• [SET EXERCISE]: Exclude the pictures, then repeat the remaining data exactly.

-- start of RECORDS SHOWN --

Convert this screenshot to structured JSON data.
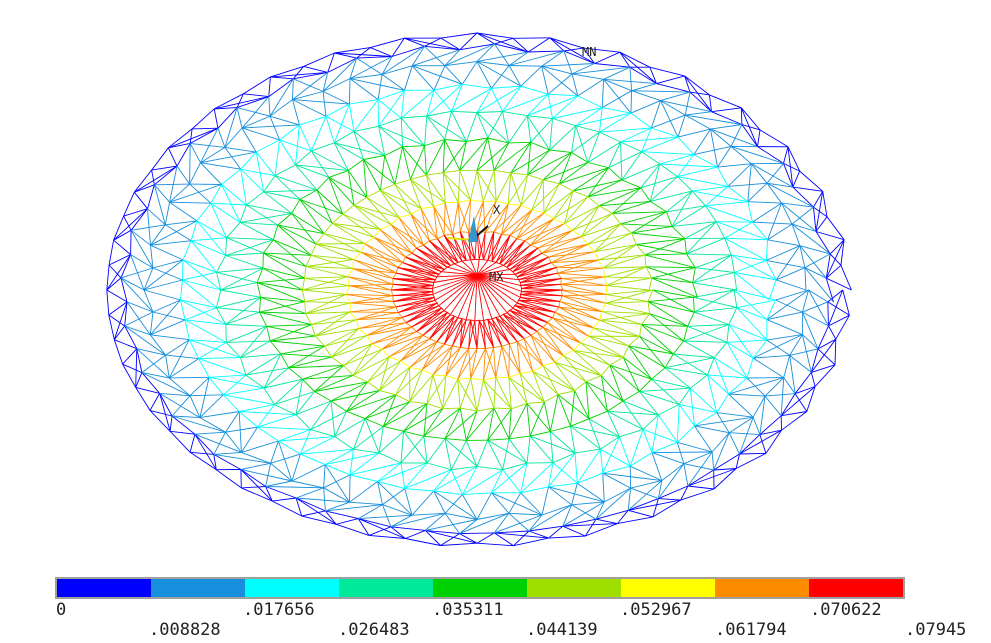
{
  "markers": {
    "min": "MN",
    "max": "MX",
    "axis": "X"
  },
  "legend": {
    "colors": [
      "#0000ff",
      "#178fdc",
      "#00ffff",
      "#00e89a",
      "#00d100",
      "#a0e000",
      "#ffff00",
      "#ff8c00",
      "#ff0000"
    ],
    "top_labels": [
      "0",
      ".017656",
      ".035311",
      ".052967",
      ".070622"
    ],
    "bottom_labels": [
      ".008828",
      ".026483",
      ".044139",
      ".061794",
      ".07945"
    ]
  }
}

-- end of RECORDS SHOWN --

• [EXERCISE SOLUTION]:
Convert this screenshot to structured JSON data.
{
  "markers": {
    "min": "MN",
    "max": "MX",
    "axis": "X"
  },
  "legend": {
    "colors": [
      "#0000ff",
      "#178fdc",
      "#00ffff",
      "#00e89a",
      "#00d100",
      "#a0e000",
      "#ffff00",
      "#ff8c00",
      "#ff0000"
    ],
    "top_labels": [
      "0",
      ".017656",
      ".035311",
      ".052967",
      ".070622"
    ],
    "bottom_labels": [
      ".008828",
      ".026483",
      ".044139",
      ".061794",
      ".07945"
    ]
  }
}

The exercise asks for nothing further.